Prompt: Go through the listing beneath this task and return every line that carries the string "Date".
################
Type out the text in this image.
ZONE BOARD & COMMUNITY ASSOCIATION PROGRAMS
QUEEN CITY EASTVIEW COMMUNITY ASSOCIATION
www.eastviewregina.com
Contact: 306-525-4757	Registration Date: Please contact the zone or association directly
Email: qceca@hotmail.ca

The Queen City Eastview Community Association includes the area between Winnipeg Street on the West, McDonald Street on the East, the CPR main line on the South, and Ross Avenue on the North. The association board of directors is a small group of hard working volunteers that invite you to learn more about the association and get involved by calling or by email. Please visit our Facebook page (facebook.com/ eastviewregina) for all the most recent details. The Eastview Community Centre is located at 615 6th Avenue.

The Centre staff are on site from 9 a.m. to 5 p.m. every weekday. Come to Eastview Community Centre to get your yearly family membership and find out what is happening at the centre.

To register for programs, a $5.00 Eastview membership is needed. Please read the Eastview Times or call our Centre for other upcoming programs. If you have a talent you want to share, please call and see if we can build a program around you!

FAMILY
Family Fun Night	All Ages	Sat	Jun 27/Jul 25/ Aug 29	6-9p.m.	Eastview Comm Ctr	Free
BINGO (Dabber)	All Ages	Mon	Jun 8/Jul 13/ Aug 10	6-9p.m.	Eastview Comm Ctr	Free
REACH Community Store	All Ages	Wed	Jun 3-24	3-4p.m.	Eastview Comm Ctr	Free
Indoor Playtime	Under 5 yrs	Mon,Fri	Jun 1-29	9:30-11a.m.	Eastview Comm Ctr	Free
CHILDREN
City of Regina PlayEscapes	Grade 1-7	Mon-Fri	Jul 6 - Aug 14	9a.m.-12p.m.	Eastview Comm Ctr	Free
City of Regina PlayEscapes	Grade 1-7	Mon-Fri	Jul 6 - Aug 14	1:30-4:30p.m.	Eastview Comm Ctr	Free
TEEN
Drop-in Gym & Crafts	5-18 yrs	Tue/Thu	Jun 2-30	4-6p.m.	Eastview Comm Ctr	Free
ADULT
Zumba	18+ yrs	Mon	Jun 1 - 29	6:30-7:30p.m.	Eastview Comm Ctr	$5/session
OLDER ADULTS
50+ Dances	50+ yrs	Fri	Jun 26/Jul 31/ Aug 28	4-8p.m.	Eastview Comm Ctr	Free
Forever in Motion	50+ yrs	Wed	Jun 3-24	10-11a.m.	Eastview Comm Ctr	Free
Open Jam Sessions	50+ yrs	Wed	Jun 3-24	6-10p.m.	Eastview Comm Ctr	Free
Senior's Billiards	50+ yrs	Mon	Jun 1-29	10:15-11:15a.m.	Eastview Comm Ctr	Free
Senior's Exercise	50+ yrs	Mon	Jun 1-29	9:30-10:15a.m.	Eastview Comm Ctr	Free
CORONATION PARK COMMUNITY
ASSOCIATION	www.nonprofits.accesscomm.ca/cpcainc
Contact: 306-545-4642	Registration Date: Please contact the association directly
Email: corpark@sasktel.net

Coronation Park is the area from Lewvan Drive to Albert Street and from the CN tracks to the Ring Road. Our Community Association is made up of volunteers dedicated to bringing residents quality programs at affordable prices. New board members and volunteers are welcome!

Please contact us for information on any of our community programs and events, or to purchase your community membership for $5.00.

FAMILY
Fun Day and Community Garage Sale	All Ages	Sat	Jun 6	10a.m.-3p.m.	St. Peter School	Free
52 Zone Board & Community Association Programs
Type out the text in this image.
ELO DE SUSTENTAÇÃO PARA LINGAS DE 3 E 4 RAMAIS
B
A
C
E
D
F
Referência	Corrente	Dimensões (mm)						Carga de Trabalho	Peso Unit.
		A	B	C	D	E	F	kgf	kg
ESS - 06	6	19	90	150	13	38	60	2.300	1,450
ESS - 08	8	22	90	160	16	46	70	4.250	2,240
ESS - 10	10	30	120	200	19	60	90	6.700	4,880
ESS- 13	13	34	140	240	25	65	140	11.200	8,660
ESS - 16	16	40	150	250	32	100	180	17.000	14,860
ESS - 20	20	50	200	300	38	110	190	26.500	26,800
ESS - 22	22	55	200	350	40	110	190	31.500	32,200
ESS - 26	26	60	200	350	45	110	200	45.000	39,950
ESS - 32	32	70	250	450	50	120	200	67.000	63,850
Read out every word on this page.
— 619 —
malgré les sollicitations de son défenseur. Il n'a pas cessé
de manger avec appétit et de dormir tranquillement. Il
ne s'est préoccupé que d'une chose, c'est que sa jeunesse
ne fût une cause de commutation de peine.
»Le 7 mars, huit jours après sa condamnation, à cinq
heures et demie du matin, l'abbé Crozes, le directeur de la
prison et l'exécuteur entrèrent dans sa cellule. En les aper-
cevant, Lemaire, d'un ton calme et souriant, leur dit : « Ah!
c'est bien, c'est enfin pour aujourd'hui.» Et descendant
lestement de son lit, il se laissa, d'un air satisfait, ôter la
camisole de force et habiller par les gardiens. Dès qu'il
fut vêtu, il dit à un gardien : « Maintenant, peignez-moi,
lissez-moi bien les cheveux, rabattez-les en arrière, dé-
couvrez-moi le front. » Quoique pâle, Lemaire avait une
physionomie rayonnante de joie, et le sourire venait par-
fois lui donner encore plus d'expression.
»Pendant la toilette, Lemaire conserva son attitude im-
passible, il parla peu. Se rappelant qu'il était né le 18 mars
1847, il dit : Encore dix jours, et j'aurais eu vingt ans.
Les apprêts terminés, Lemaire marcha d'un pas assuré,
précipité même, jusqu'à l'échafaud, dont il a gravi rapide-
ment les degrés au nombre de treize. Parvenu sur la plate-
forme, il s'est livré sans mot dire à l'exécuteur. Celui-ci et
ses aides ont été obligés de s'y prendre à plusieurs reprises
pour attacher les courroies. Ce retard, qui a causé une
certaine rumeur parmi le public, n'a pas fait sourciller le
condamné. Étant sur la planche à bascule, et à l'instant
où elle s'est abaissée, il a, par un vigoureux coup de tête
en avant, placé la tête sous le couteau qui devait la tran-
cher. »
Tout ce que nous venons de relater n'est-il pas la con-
################
Result for this exercise:
Contact: 306-525-4757	Registration Date: Please contact the zone or association directly
Contact: 306-545-4642	Registration Date: Please contact the association directly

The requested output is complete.